Problem requirements >> For every line in the data below that contains "grid", copy the line.

Data >>
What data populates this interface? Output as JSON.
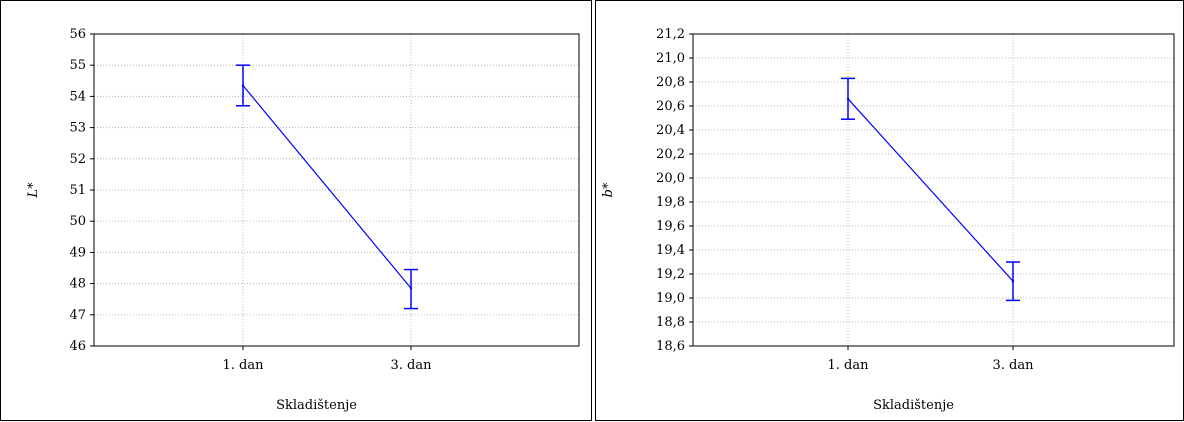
{
  "colors": {
    "series": "#0000ff",
    "grid": "#b4b4b4",
    "axis": "#000000"
  },
  "chart_data": [
    {
      "type": "line",
      "title": "",
      "xlabel": "Skladištenje",
      "ylabel": "L*",
      "categories": [
        "1. dan",
        "3. dan"
      ],
      "ylim": [
        46,
        56
      ],
      "yticks": [
        46,
        47,
        48,
        49,
        50,
        51,
        52,
        53,
        54,
        55,
        56
      ],
      "ytick_labels": [
        "46",
        "47",
        "48",
        "49",
        "50",
        "51",
        "52",
        "53",
        "54",
        "55",
        "56"
      ],
      "grid": true,
      "series": [
        {
          "values": [
            54.35,
            47.85
          ],
          "err_low": [
            53.7,
            47.2
          ],
          "err_high": [
            55.0,
            48.45
          ]
        }
      ]
    },
    {
      "type": "line",
      "title": "",
      "xlabel": "Skladištenje",
      "ylabel": "b*",
      "categories": [
        "1. dan",
        "3. dan"
      ],
      "ylim": [
        18.6,
        21.2
      ],
      "yticks": [
        18.6,
        18.8,
        19.0,
        19.2,
        19.4,
        19.6,
        19.8,
        20.0,
        20.2,
        20.4,
        20.6,
        20.8,
        21.0,
        21.2
      ],
      "ytick_labels": [
        "18,6",
        "18,8",
        "19,0",
        "19,2",
        "19,4",
        "19,6",
        "19,8",
        "20,0",
        "20,2",
        "20,4",
        "20,6",
        "20,8",
        "21,0",
        "21,2"
      ],
      "grid": true,
      "series": [
        {
          "values": [
            20.66,
            19.14
          ],
          "err_low": [
            20.49,
            18.98
          ],
          "err_high": [
            20.83,
            19.3
          ]
        }
      ]
    }
  ]
}
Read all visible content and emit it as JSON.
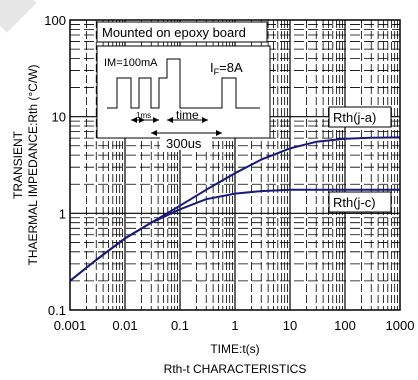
{
  "chart_data": {
    "type": "line",
    "title": "Rth-t CHARACTERISTICS",
    "xlabel": "TIME:t(s)",
    "ylabel_lines": [
      "TRANSIENT",
      "THAERMAL IMPEDANCE:Rth (°C/W)"
    ],
    "x_scale": "log",
    "y_scale": "log",
    "xlim": [
      0.001,
      1000
    ],
    "ylim": [
      0.1,
      100
    ],
    "x_ticks": [
      "0.001",
      "0.01",
      "0.1",
      "1",
      "10",
      "100",
      "1000"
    ],
    "y_ticks": [
      "0.1",
      "1",
      "10",
      "100"
    ],
    "grid": "log minor + major",
    "series": [
      {
        "name": "Rth(j-a)",
        "color": "#1a1a7a",
        "x": [
          0.001,
          0.003,
          0.01,
          0.03,
          0.1,
          0.3,
          1,
          3,
          10,
          30,
          100,
          300,
          1000
        ],
        "y": [
          0.2,
          0.33,
          0.55,
          0.8,
          1.2,
          1.75,
          2.6,
          3.6,
          4.7,
          5.5,
          5.9,
          6.05,
          6.1
        ]
      },
      {
        "name": "Rth(j-c)",
        "color": "#1a1a7a",
        "x": [
          0.001,
          0.003,
          0.01,
          0.03,
          0.1,
          0.3,
          1,
          3,
          10,
          30,
          100,
          300,
          1000
        ],
        "y": [
          0.2,
          0.33,
          0.55,
          0.8,
          1.1,
          1.4,
          1.6,
          1.7,
          1.75,
          1.75,
          1.75,
          1.75,
          1.75
        ]
      }
    ],
    "annotations": {
      "condition": "Mounted on epoxy board",
      "im": "IM=100mA",
      "if_main": "I",
      "if_sub": "F",
      "if_value": "=8A",
      "pulse_width": "1ms",
      "time": "time",
      "period": "300us"
    }
  }
}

In response >>
    "grid": "#b4b4b4",
      "grid": true,
      "grid": true,
    "grid": "log minor + major",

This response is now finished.